- **The task**
Extract each line containing the string "years".
— START —
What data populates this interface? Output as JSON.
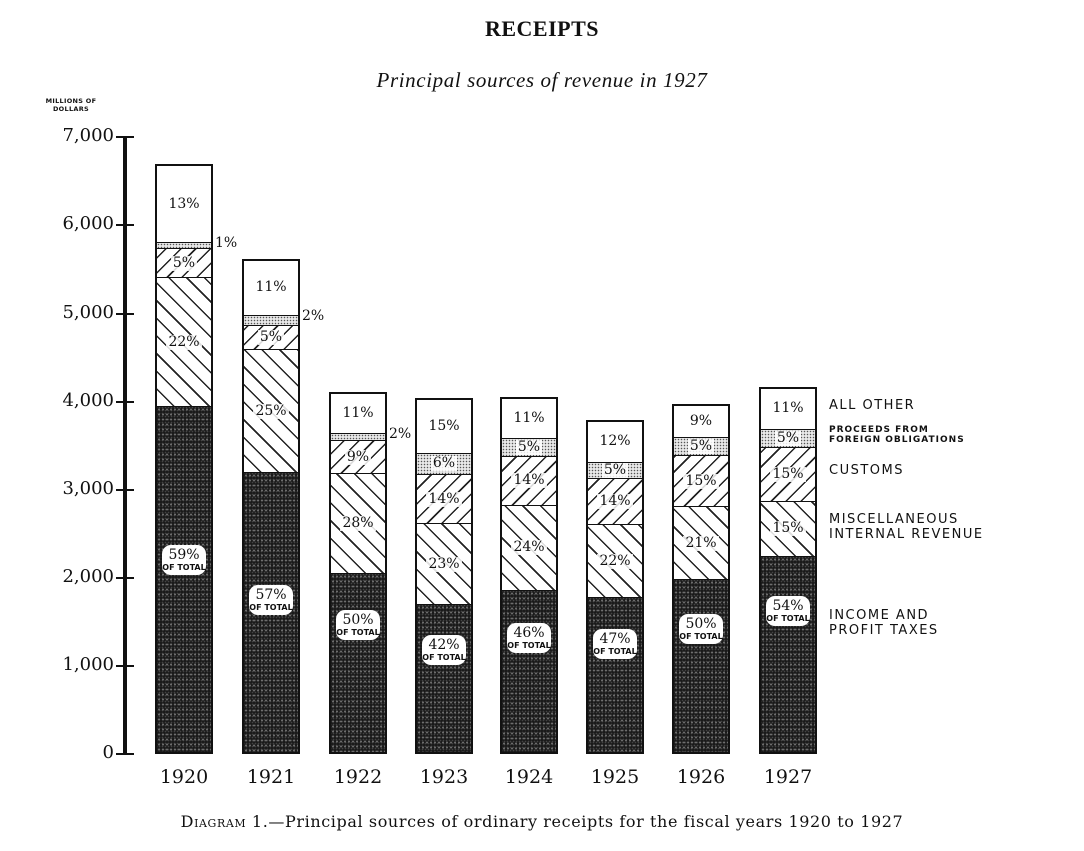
{
  "title": "RECEIPTS",
  "subtitle": "Principal sources of revenue in 1927",
  "y_axis": {
    "label_line1": "MILLIONS OF",
    "label_line2": "DOLLARS",
    "ticks": [
      "0",
      "1,000",
      "2,000",
      "3,000",
      "4,000",
      "5,000",
      "6,000",
      "7,000"
    ]
  },
  "legend": {
    "other": "ALL OTHER",
    "foreign_line1": "PROCEEDS FROM",
    "foreign_line2": "FOREIGN OBLIGATIONS",
    "customs": "CUSTOMS",
    "misc_line1": "MISCELLANEOUS",
    "misc_line2": "INTERNAL REVENUE",
    "income_line1": "INCOME AND",
    "income_line2": "PROFIT TAXES"
  },
  "of_total": "OF TOTAL",
  "bars": [
    {
      "year": "1920",
      "income": "59%",
      "misc": "22%",
      "customs": "5%",
      "foreign": "1%",
      "other": "13%"
    },
    {
      "year": "1921",
      "income": "57%",
      "misc": "25%",
      "customs": "5%",
      "foreign": "2%",
      "other": "11%"
    },
    {
      "year": "1922",
      "income": "50%",
      "misc": "28%",
      "customs": "9%",
      "foreign": "2%",
      "other": "11%"
    },
    {
      "year": "1923",
      "income": "42%",
      "misc": "23%",
      "customs": "14%",
      "foreign": "6%",
      "other": "15%"
    },
    {
      "year": "1924",
      "income": "46%",
      "misc": "24%",
      "customs": "14%",
      "foreign": "5%",
      "other": "11%"
    },
    {
      "year": "1925",
      "income": "47%",
      "misc": "22%",
      "customs": "14%",
      "foreign": "5%",
      "other": "12%"
    },
    {
      "year": "1926",
      "income": "50%",
      "misc": "21%",
      "customs": "15%",
      "foreign": "5%",
      "other": "9%"
    },
    {
      "year": "1927",
      "income": "54%",
      "misc": "15%",
      "customs": "15%",
      "foreign": "5%",
      "other": "11%"
    }
  ],
  "caption": {
    "prefix": "Diagram 1.",
    "text": "—Principal sources of ordinary receipts for the fiscal years 1920 to 1927"
  },
  "chart_data": {
    "type": "bar",
    "stacked": true,
    "title": "RECEIPTS",
    "subtitle": "Principal sources of revenue in 1927",
    "xlabel": "",
    "ylabel": "Millions of dollars",
    "ylim": [
      0,
      7000
    ],
    "yticks": [
      0,
      1000,
      2000,
      3000,
      4000,
      5000,
      6000,
      7000
    ],
    "grid": false,
    "legend_position": "right",
    "categories": [
      "1920",
      "1921",
      "1922",
      "1923",
      "1924",
      "1925",
      "1926",
      "1927"
    ],
    "totals": [
      6695,
      5620,
      4110,
      4040,
      4050,
      3790,
      3970,
      4170
    ],
    "series": [
      {
        "name": "Income and profit taxes",
        "percent": [
          59,
          57,
          50,
          42,
          46,
          47,
          50,
          54
        ]
      },
      {
        "name": "Miscellaneous internal revenue",
        "percent": [
          22,
          25,
          28,
          23,
          24,
          22,
          21,
          15
        ]
      },
      {
        "name": "Customs",
        "percent": [
          5,
          5,
          9,
          14,
          14,
          14,
          15,
          15
        ]
      },
      {
        "name": "Proceeds from foreign obligations",
        "percent": [
          1,
          2,
          2,
          6,
          5,
          5,
          5,
          5
        ]
      },
      {
        "name": "All other",
        "percent": [
          13,
          11,
          11,
          15,
          11,
          12,
          9,
          11
        ]
      }
    ],
    "caption": "Diagram 1.—Principal sources of ordinary receipts for the fiscal years 1920 to 1927"
  }
}
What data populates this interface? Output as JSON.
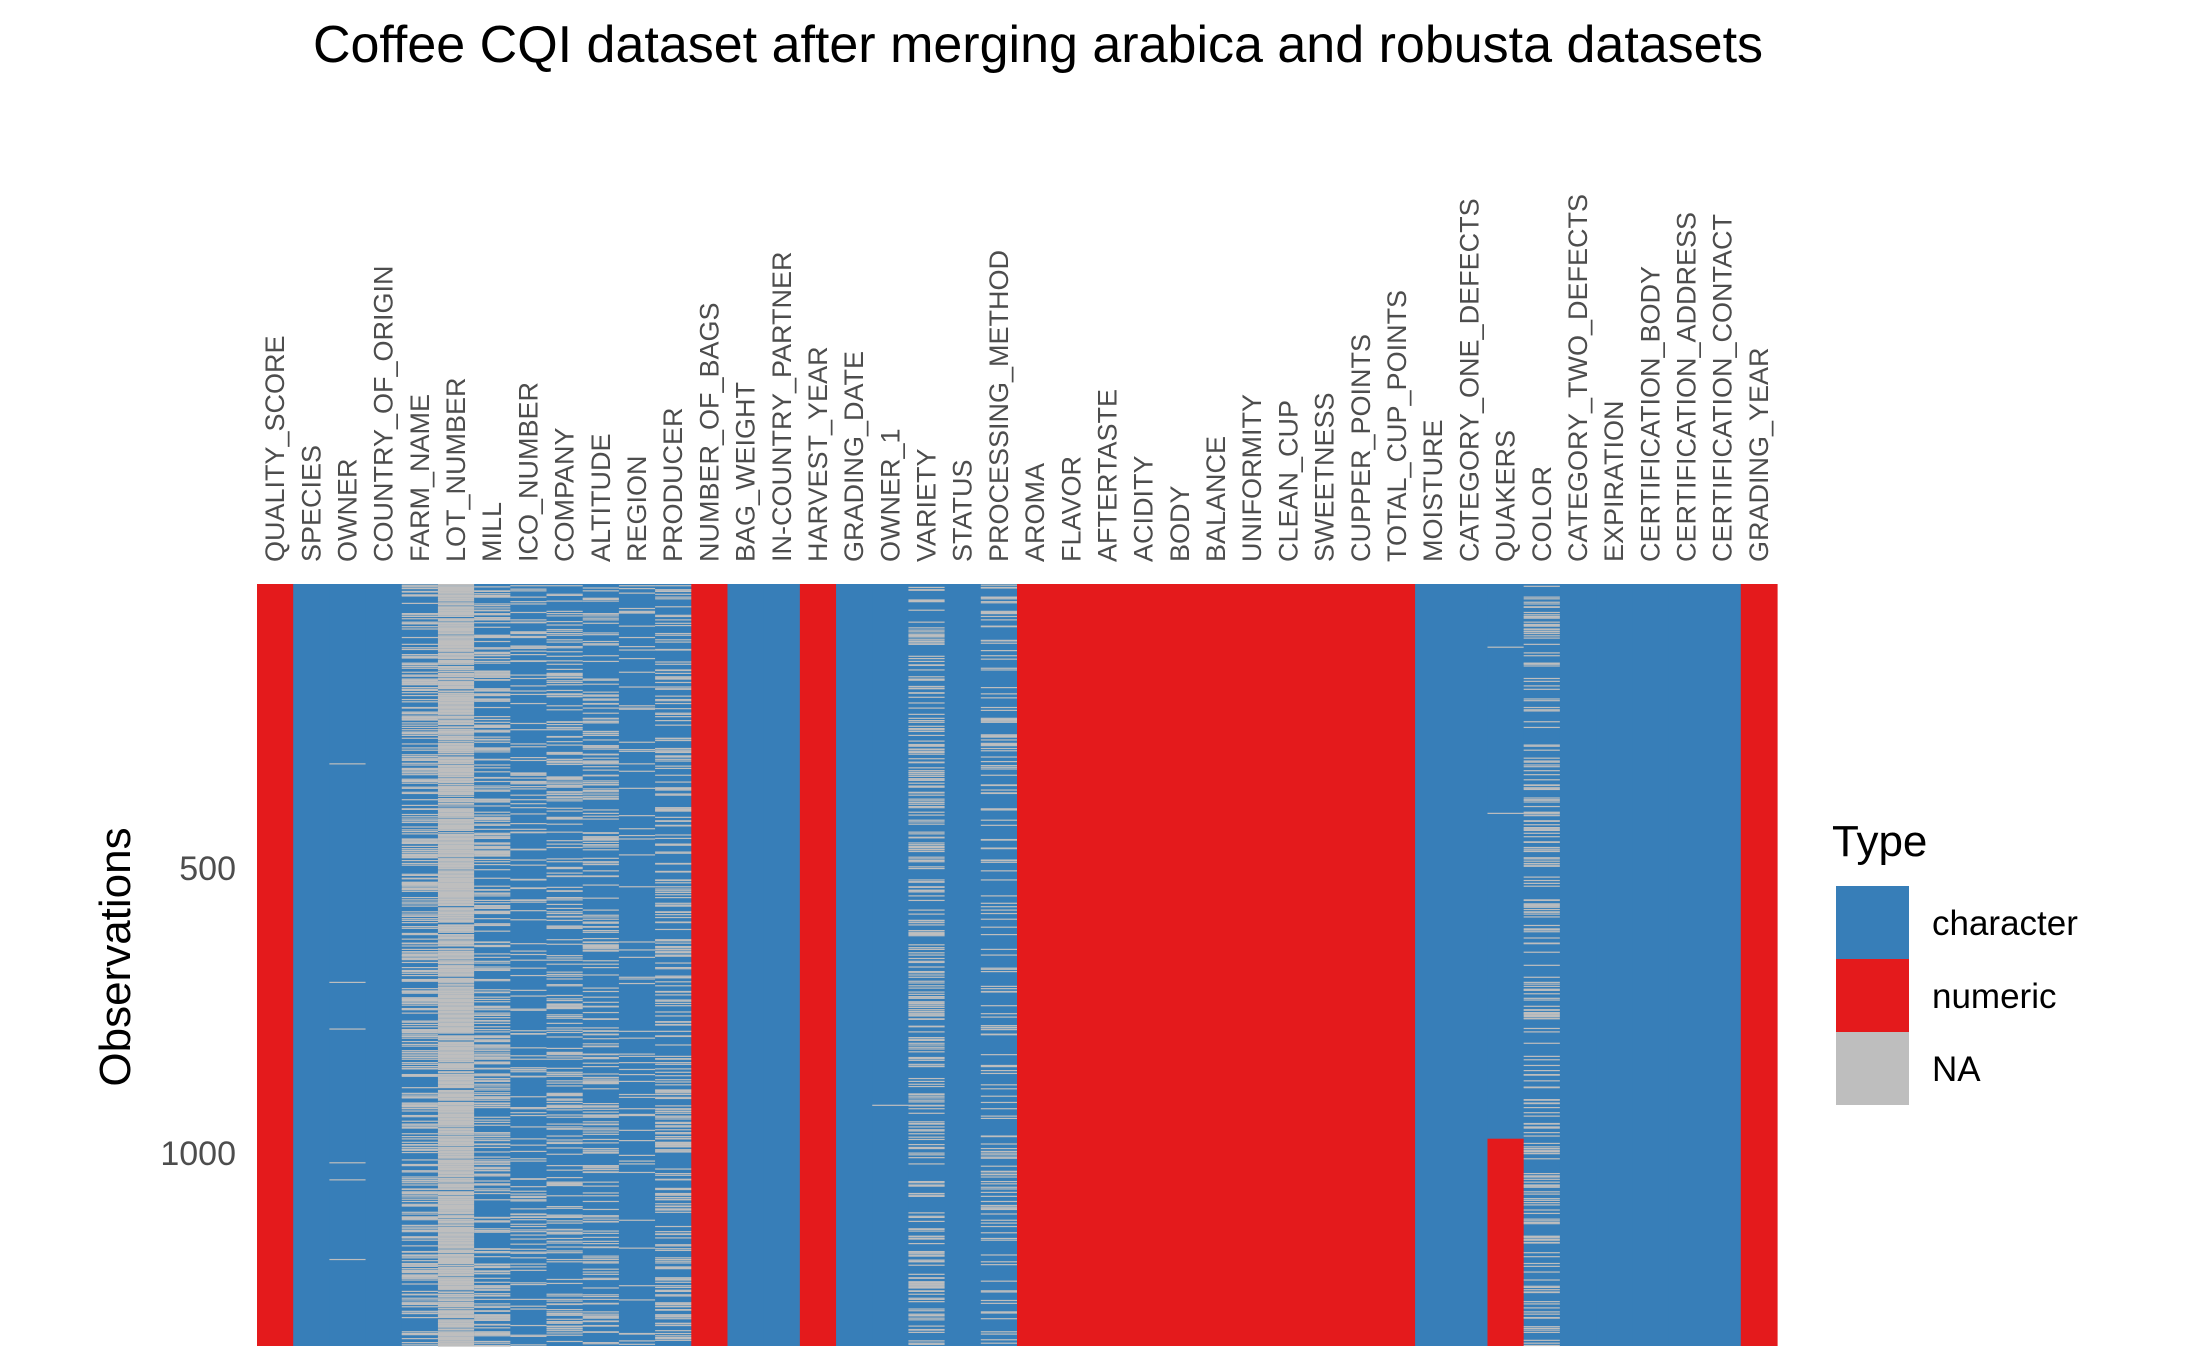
{
  "chart_data": {
    "type": "heatmap",
    "title": "Coffee CQI dataset after merging arabica and robusta datasets",
    "ylabel": "Observations",
    "ylim": [
      1,
      1339
    ],
    "y_ticks": [
      500,
      1000
    ],
    "y_tick_labels": [
      "500",
      "1000"
    ],
    "columns": [
      {
        "name": "QUALITY_SCORE",
        "type": "numeric",
        "na_fraction": 0
      },
      {
        "name": "SPECIES",
        "type": "character",
        "na_fraction": 0
      },
      {
        "name": "OWNER",
        "type": "character",
        "na_fraction": 0.005
      },
      {
        "name": "COUNTRY_OF_ORIGIN",
        "type": "character",
        "na_fraction": 0
      },
      {
        "name": "FARM_NAME",
        "type": "character",
        "na_fraction": 0.27
      },
      {
        "name": "LOT_NUMBER",
        "type": "character",
        "na_fraction": 0.79
      },
      {
        "name": "MILL",
        "type": "character",
        "na_fraction": 0.23
      },
      {
        "name": "ICO_NUMBER",
        "type": "character",
        "na_fraction": 0.11
      },
      {
        "name": "COMPANY",
        "type": "character",
        "na_fraction": 0.16
      },
      {
        "name": "ALTITUDE",
        "type": "character",
        "na_fraction": 0.17
      },
      {
        "name": "REGION",
        "type": "character",
        "na_fraction": 0.04
      },
      {
        "name": "PRODUCER",
        "type": "character",
        "na_fraction": 0.17
      },
      {
        "name": "NUMBER_OF_BAGS",
        "type": "numeric",
        "na_fraction": 0
      },
      {
        "name": "BAG_WEIGHT",
        "type": "character",
        "na_fraction": 0
      },
      {
        "name": "IN-COUNTRY_PARTNER",
        "type": "character",
        "na_fraction": 0
      },
      {
        "name": "HARVEST_YEAR",
        "type": "numeric",
        "na_fraction": 0
      },
      {
        "name": "GRADING_DATE",
        "type": "character",
        "na_fraction": 0
      },
      {
        "name": "OWNER_1",
        "type": "character",
        "na_fraction": 0.005
      },
      {
        "name": "VARIETY",
        "type": "character",
        "na_fraction": 0.17
      },
      {
        "name": "STATUS",
        "type": "character",
        "na_fraction": 0
      },
      {
        "name": "PROCESSING_METHOD",
        "type": "character",
        "na_fraction": 0.13
      },
      {
        "name": "AROMA",
        "type": "numeric",
        "na_fraction": 0
      },
      {
        "name": "FLAVOR",
        "type": "numeric",
        "na_fraction": 0
      },
      {
        "name": "AFTERTASTE",
        "type": "numeric",
        "na_fraction": 0
      },
      {
        "name": "ACIDITY",
        "type": "numeric",
        "na_fraction": 0
      },
      {
        "name": "BODY",
        "type": "numeric",
        "na_fraction": 0
      },
      {
        "name": "BALANCE",
        "type": "numeric",
        "na_fraction": 0
      },
      {
        "name": "UNIFORMITY",
        "type": "numeric",
        "na_fraction": 0
      },
      {
        "name": "CLEAN_CUP",
        "type": "numeric",
        "na_fraction": 0
      },
      {
        "name": "SWEETNESS",
        "type": "numeric",
        "na_fraction": 0
      },
      {
        "name": "CUPPER_POINTS",
        "type": "numeric",
        "na_fraction": 0
      },
      {
        "name": "TOTAL_CUP_POINTS",
        "type": "numeric",
        "na_fraction": 0
      },
      {
        "name": "MOISTURE",
        "type": "character",
        "na_fraction": 0
      },
      {
        "name": "CATEGORY_ONE_DEFECTS",
        "type": "character",
        "na_fraction": 0
      },
      {
        "name": "QUAKERS",
        "type": "character",
        "na_fraction": 0.001,
        "numeric_from_row": 975
      },
      {
        "name": "COLOR",
        "type": "character",
        "na_fraction": 0.16
      },
      {
        "name": "CATEGORY_TWO_DEFECTS",
        "type": "character",
        "na_fraction": 0
      },
      {
        "name": "EXPIRATION",
        "type": "character",
        "na_fraction": 0
      },
      {
        "name": "CERTIFICATION_BODY",
        "type": "character",
        "na_fraction": 0
      },
      {
        "name": "CERTIFICATION_ADDRESS",
        "type": "character",
        "na_fraction": 0
      },
      {
        "name": "CERTIFICATION_CONTACT",
        "type": "character",
        "na_fraction": 0
      },
      {
        "name": "GRADING_YEAR",
        "type": "numeric",
        "na_fraction": 0
      }
    ],
    "legend": {
      "title": "Type",
      "position": "right",
      "items": [
        {
          "label": "character",
          "color": "#377eb8"
        },
        {
          "label": "numeric",
          "color": "#e41a1c"
        },
        {
          "label": "NA",
          "color": "#bebebe"
        }
      ]
    },
    "grid": false
  }
}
— END —
- **Completed task**
    "text": "—Principal sources of ordinary receipts for the fiscal years 1920 to 1927"
    "caption": "Diagram 1.—Principal sources of ordinary receipts for the fiscal years 1920 to 1927"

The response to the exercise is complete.